=== Source passage ===

_____

UCLA

Synaptic plasticity, changes in the number and strength of synaptic connections in the brain, represents the best-characterized correlate of learning and memory. Long-term synaptic plasticity is a transcription- and translation-dependent process that can be restricted to subsets of synapses within a single neuron. The model system Aplysia californica provides an excellent model system to study the cellular and molecular mechanisms underlying long-term, learning- related synaptic plasticity. In this thesis, I investigate two cell biological questions that emerge from the requirement for gene expression during synapse-specific plasticity. The first question concerns the spatial regulation of gene expression within neurons. Here, we propose that one mechanism for restricting gene expression to individual synapses is through mRNA localization and regulated translation. I have identified a 66 nucleotide sequence in the 5'UTR of sensorin mRNA that when paired with the sensorin 3'UTR is required and sufficient for sensorin mRNA synaptic localization. My experiments further indicate that this localization element is encoded by a stem-loop structure (Meer et al., 2012). The second question concerns the mechanisms by which synaptically-generated signals are transported from the synapse to the nucleus to initiate transcription. Using the Aplysia sensory-motor co-culture system, I found that the transcriptional regulator CREB-regulated transcriptional co-activator (CRTC) is required for activity-dependent long-term facilitation. Aplysia CRTC (ApCRTC) accumulates in the nucleus when cultures are treated with stimulation inducing activity-dependent heterosynaptic plasticity, but not when treated with activity-independent heterosynaptic plasticity inducing stimulation. Electrophysiological studies show that ApCRTC is functionally required in the postsynaptic (motor) neuron, as injection of dominant-negative constructs block long-term synaptic plasticity.

_____

=== Things to do ===
• a. According to the thesis abstract, how long is the sequence in the sensorin 5'UTR that is needed for the mRNA's synaptic localization?
• b. Using the thesis abstract, explain how the author concludes that ApCRTC is functionally required in the postsynaptic neuron.
• c. List every experimental finding that the thesis abstract reports.

_____

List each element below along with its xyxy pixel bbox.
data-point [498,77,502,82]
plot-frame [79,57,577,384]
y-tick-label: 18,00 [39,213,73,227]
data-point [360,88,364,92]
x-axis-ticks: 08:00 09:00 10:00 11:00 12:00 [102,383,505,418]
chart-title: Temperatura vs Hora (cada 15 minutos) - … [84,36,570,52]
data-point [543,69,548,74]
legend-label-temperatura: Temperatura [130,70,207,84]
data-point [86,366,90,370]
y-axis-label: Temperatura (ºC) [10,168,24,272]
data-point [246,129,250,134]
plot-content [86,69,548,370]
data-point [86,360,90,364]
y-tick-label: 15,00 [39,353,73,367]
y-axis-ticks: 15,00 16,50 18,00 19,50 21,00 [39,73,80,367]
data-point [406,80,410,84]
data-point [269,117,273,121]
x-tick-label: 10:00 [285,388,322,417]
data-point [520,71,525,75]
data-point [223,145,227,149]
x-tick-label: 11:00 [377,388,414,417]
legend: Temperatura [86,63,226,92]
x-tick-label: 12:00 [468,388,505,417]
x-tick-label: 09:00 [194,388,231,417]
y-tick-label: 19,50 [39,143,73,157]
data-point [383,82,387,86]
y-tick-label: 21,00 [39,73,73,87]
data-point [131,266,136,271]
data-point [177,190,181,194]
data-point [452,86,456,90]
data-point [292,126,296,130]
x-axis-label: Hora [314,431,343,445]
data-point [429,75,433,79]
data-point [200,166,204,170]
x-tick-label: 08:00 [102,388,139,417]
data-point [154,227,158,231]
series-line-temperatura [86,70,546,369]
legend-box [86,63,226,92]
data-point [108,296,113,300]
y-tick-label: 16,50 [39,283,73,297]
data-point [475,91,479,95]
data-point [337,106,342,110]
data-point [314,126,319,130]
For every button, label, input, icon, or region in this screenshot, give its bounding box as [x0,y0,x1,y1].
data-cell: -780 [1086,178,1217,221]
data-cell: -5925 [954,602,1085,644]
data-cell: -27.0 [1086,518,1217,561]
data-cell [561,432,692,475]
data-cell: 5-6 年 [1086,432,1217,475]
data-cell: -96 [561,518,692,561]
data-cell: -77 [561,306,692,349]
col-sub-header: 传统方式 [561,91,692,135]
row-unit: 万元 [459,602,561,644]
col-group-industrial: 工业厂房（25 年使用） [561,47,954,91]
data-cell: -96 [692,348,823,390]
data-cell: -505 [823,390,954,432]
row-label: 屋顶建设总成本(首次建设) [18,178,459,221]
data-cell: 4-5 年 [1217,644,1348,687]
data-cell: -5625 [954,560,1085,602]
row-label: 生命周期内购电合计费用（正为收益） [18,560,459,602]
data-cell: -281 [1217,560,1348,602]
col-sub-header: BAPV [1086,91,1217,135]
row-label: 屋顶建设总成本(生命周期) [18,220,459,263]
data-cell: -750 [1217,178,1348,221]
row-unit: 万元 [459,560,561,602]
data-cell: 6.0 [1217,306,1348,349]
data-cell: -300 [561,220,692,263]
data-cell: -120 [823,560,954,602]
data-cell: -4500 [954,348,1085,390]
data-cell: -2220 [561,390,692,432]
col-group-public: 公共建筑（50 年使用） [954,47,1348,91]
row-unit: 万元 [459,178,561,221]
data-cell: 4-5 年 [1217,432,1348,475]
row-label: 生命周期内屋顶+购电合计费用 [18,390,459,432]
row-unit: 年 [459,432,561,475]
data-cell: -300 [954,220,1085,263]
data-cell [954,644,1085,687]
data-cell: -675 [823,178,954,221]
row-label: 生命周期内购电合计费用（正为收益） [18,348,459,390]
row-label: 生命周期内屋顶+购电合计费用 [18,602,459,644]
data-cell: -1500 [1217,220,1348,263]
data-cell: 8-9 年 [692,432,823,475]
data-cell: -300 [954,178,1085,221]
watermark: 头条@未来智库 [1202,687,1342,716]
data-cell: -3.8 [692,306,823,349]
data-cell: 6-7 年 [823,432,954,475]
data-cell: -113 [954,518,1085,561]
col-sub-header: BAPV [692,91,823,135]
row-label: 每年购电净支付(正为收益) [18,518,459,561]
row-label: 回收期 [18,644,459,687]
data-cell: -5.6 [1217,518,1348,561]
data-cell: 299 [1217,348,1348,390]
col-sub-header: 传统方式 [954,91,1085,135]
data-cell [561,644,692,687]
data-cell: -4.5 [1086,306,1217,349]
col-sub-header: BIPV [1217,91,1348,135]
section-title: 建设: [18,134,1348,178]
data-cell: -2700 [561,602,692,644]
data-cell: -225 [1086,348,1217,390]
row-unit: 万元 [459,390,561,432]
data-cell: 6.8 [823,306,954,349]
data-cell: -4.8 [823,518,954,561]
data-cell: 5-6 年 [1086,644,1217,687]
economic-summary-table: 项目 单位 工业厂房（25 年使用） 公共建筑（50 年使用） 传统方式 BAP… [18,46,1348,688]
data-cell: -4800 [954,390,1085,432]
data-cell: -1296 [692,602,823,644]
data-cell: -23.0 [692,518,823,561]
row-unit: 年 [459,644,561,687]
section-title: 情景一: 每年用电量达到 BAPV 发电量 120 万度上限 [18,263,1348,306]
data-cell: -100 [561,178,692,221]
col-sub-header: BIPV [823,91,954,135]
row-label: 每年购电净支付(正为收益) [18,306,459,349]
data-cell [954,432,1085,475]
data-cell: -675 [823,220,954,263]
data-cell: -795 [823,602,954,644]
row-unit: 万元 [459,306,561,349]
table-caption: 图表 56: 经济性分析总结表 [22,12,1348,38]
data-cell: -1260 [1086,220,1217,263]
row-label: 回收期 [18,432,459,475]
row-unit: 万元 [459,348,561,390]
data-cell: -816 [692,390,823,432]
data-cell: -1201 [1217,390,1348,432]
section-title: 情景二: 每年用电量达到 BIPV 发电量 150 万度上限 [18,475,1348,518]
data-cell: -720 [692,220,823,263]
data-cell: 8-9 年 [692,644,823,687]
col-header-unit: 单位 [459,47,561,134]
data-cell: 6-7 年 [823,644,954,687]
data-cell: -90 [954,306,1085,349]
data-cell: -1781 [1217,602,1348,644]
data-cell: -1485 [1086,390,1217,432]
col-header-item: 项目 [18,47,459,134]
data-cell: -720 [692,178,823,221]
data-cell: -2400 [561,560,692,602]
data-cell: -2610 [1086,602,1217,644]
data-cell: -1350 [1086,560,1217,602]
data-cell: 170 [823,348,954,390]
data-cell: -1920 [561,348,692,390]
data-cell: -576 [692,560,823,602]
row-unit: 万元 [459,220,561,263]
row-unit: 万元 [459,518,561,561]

_____

=== Response list ===
• a. 66 nucleotides.

• b. Electrophysiological studies showed that injecting dominant-negative constructs into the postsynaptic (motor) neuron blocks long-term synaptic plasticity. This indicates that ApCRTC must function in that neuron.

• c.
- A 66-nucleotide sequence in the sensorin 5'UTR, paired with the sensorin 3'UTR, is required and sufficient for the synaptic localization of sensorin mRNA.
- This localization element is encoded by a stem-loop structure.
- CRTC is required for activity-dependent long-term facilitation.
- ApCRTC accumulates in the nucleus after stimulation that induces activity-dependent heterosynaptic plasticity, but not after stimulation that induces activity-independent heterosynaptic plasticity.
- ApCRTC is functionally required in the postsynaptic (motor) neuron, because injecting dominant-negative constructs blocks long-term synaptic plasticity.